→ ENTRIES:
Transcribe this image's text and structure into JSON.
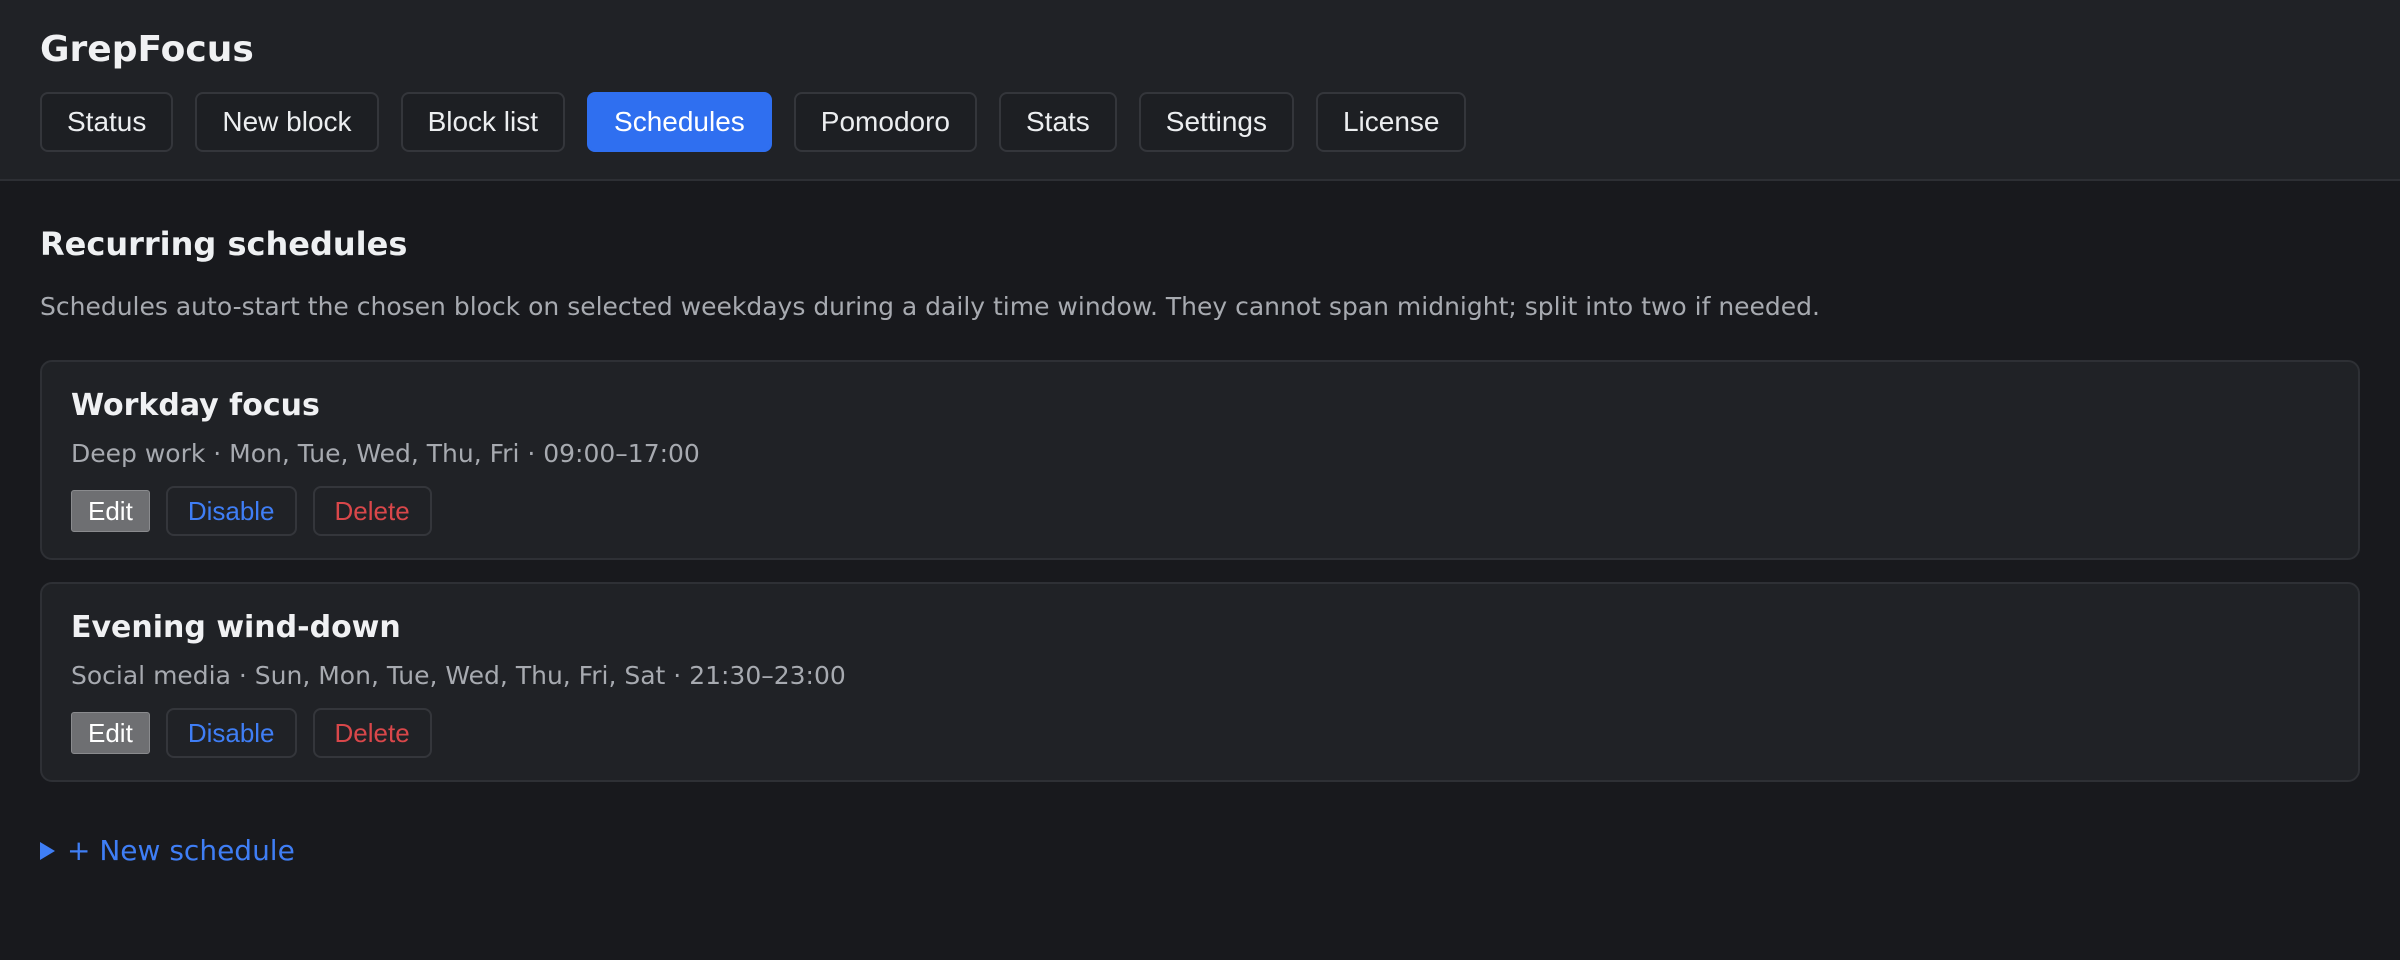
{
  "app": {
    "title": "GrepFocus"
  },
  "nav": {
    "tabs": [
      {
        "label": "Status"
      },
      {
        "label": "New block"
      },
      {
        "label": "Block list"
      },
      {
        "label": "Schedules",
        "active": true
      },
      {
        "label": "Pomodoro"
      },
      {
        "label": "Stats"
      },
      {
        "label": "Settings"
      },
      {
        "label": "License"
      }
    ]
  },
  "main": {
    "title": "Recurring schedules",
    "description": "Schedules auto-start the chosen block on selected weekdays during a daily time window. They cannot span midnight; split into two if needed.",
    "schedules": [
      {
        "name": "Workday focus",
        "meta": "Deep work · Mon, Tue, Wed, Thu, Fri · 09:00–17:00",
        "edit_label": "Edit",
        "disable_label": "Disable",
        "delete_label": "Delete"
      },
      {
        "name": "Evening wind-down",
        "meta": "Social media · Sun, Mon, Tue, Wed, Thu, Fri, Sat · 21:30–23:00",
        "edit_label": "Edit",
        "disable_label": "Disable",
        "delete_label": "Delete"
      }
    ],
    "new_schedule_label": "+ New schedule"
  },
  "colors": {
    "accent": "#2f6ff0",
    "link": "#3f7ef5",
    "danger": "#d9474a",
    "background": "#18191d",
    "surface": "#202226"
  },
  "icons": {
    "new_schedule": "disclosure-triangle-icon"
  }
}
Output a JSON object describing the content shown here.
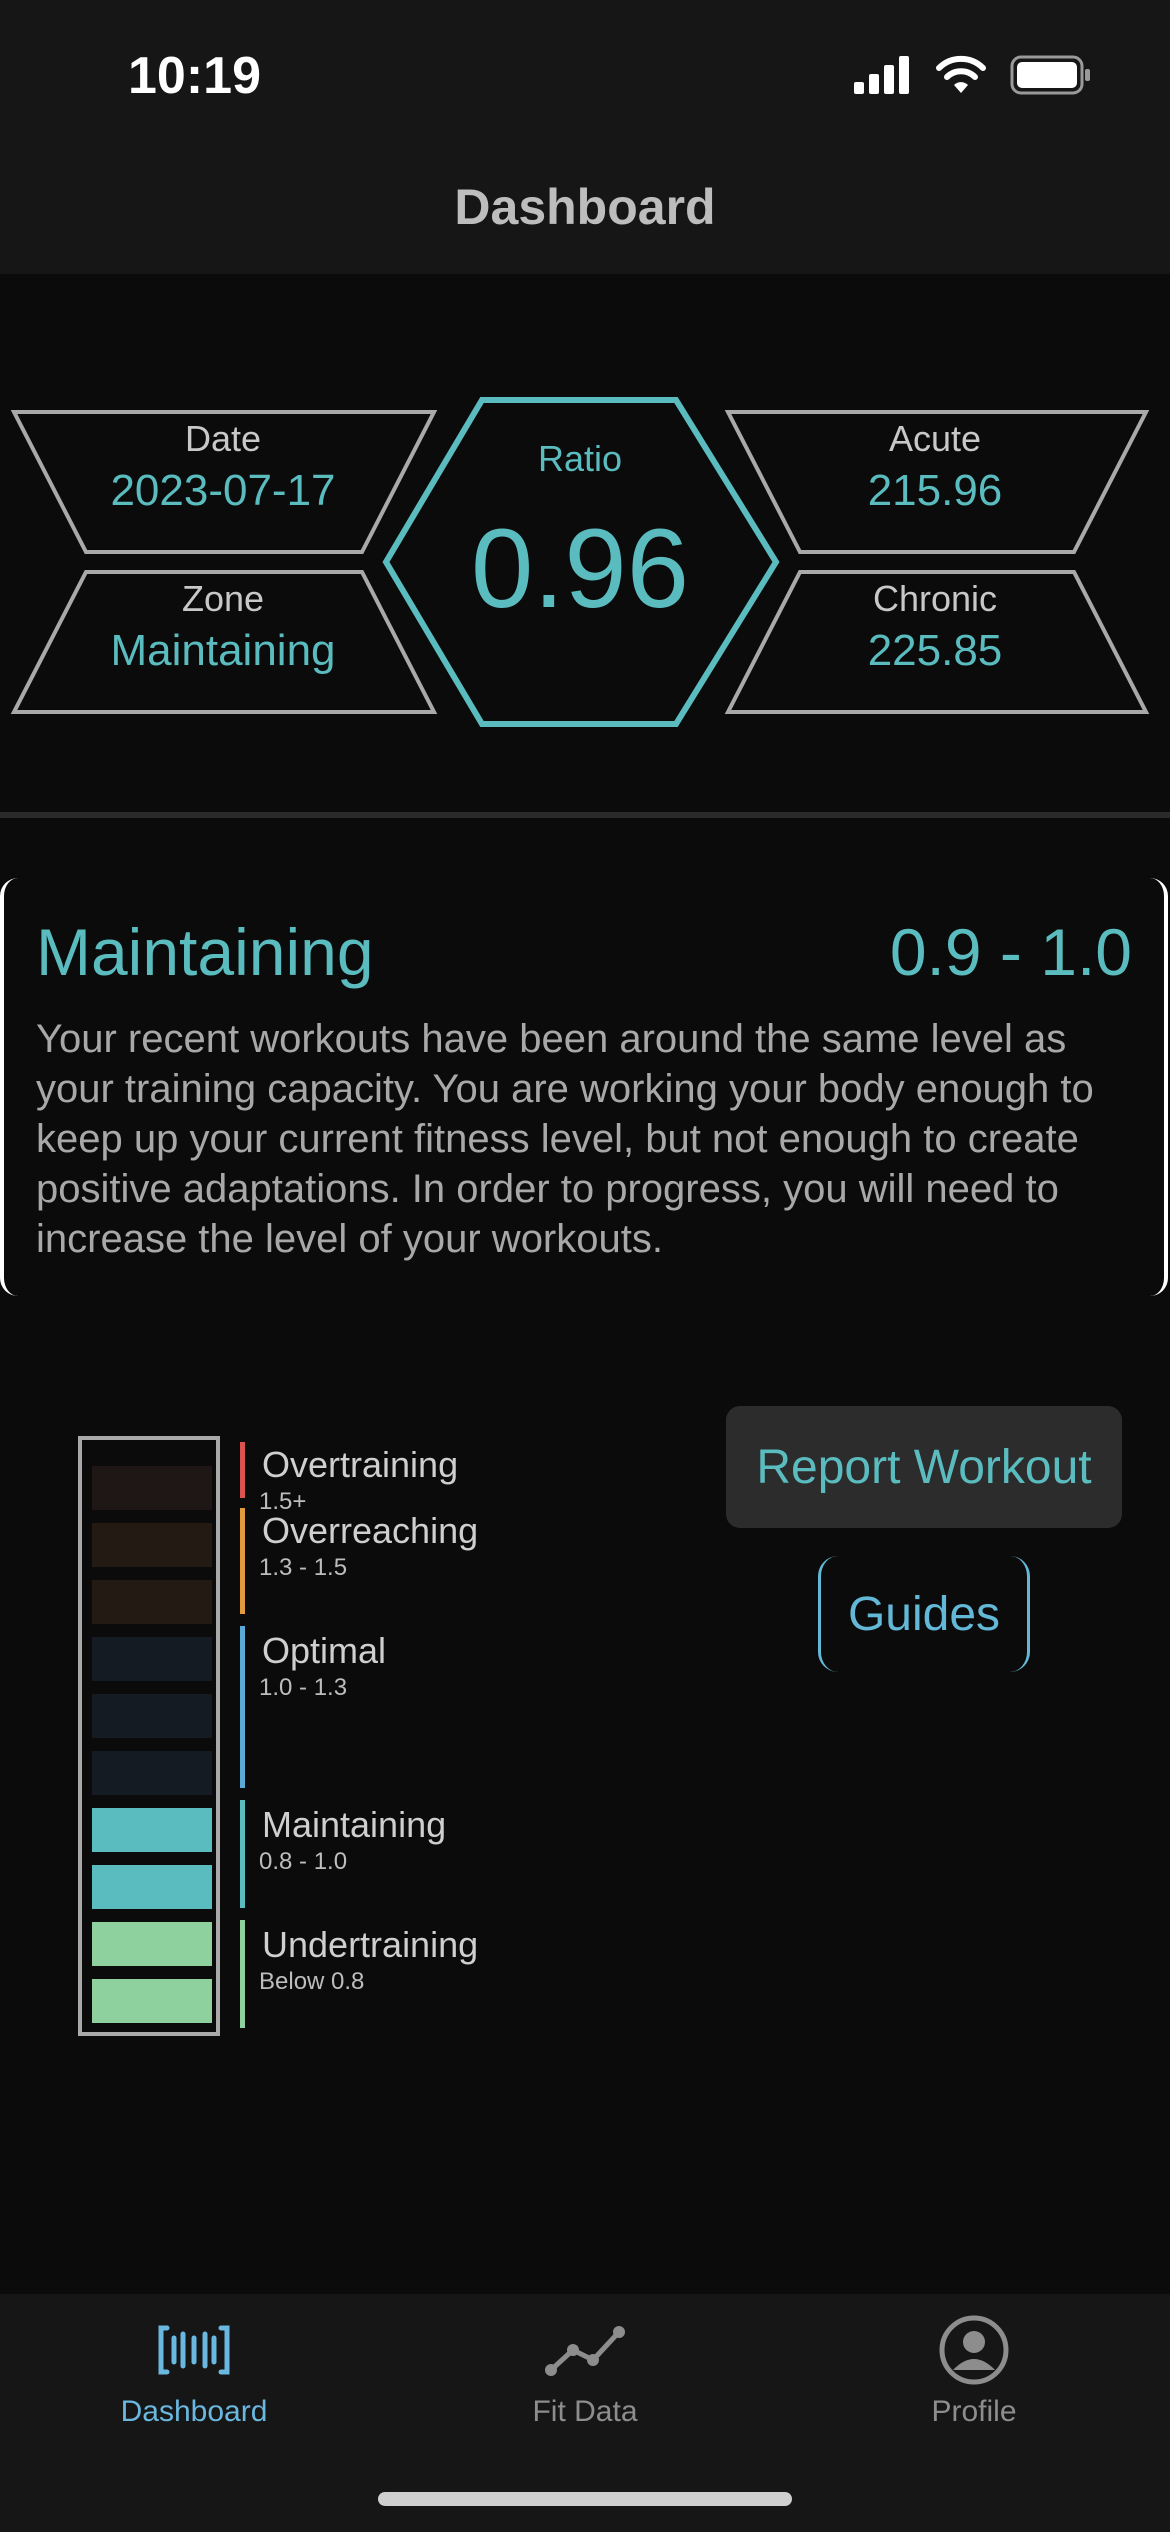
{
  "status_bar": {
    "time": "10:19"
  },
  "nav": {
    "title": "Dashboard"
  },
  "stats": {
    "date": {
      "label": "Date",
      "value": "2023-07-17"
    },
    "zone": {
      "label": "Zone",
      "value": "Maintaining"
    },
    "ratio": {
      "label": "Ratio",
      "value": "0.96"
    },
    "acute": {
      "label": "Acute",
      "value": "215.96"
    },
    "chronic": {
      "label": "Chronic",
      "value": "225.85"
    }
  },
  "zone_card": {
    "name": "Maintaining",
    "range": "0.9 - 1.0",
    "description": "Your recent workouts have been around the same level as your training capacity. You are working your body enough to keep up your current fitness level, but not enough to create positive adaptations. In order to progress, you will need to increase the level of your workouts."
  },
  "legend": [
    {
      "name": "Overtraining",
      "range": "1.5+",
      "color": "#d9534f"
    },
    {
      "name": "Overreaching",
      "range": "1.3 - 1.5",
      "color": "#e39a3c"
    },
    {
      "name": "Optimal",
      "range": "1.0 - 1.3",
      "color": "#5aa9d6"
    },
    {
      "name": "Maintaining",
      "range": "0.8 - 1.0",
      "color": "#5bbcbf"
    },
    {
      "name": "Undertraining",
      "range": "Below 0.8",
      "color": "#8fd19e"
    }
  ],
  "meter": {
    "segments_lit": 4,
    "segment_colors": [
      "#1f1616",
      "#231a14",
      "#231a14",
      "#141b22",
      "#141b22",
      "#141b22",
      "#5bbcbf",
      "#5bbcbf",
      "#8fd19e",
      "#8fd19e"
    ]
  },
  "buttons": {
    "report": "Report Workout",
    "guides": "Guides"
  },
  "tabs": [
    {
      "label": "Dashboard",
      "icon": "waveform-icon",
      "active": true
    },
    {
      "label": "Fit Data",
      "icon": "line-chart-icon",
      "active": false
    },
    {
      "label": "Profile",
      "icon": "profile-icon",
      "active": false
    }
  ],
  "colors": {
    "accent": "#5bbcbf",
    "link": "#63b8d8",
    "tab_active": "#6ab7e0",
    "tab_inactive": "#8d8d8d"
  }
}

→ INSTRUCTIONS TO FOLLOW: Look for the word "JSON" in every line of the listing and copy the lines that have it.

→ REPLY:
Transcribe this image's text and structure into JSON.
Output a JSON object describing the content shown here.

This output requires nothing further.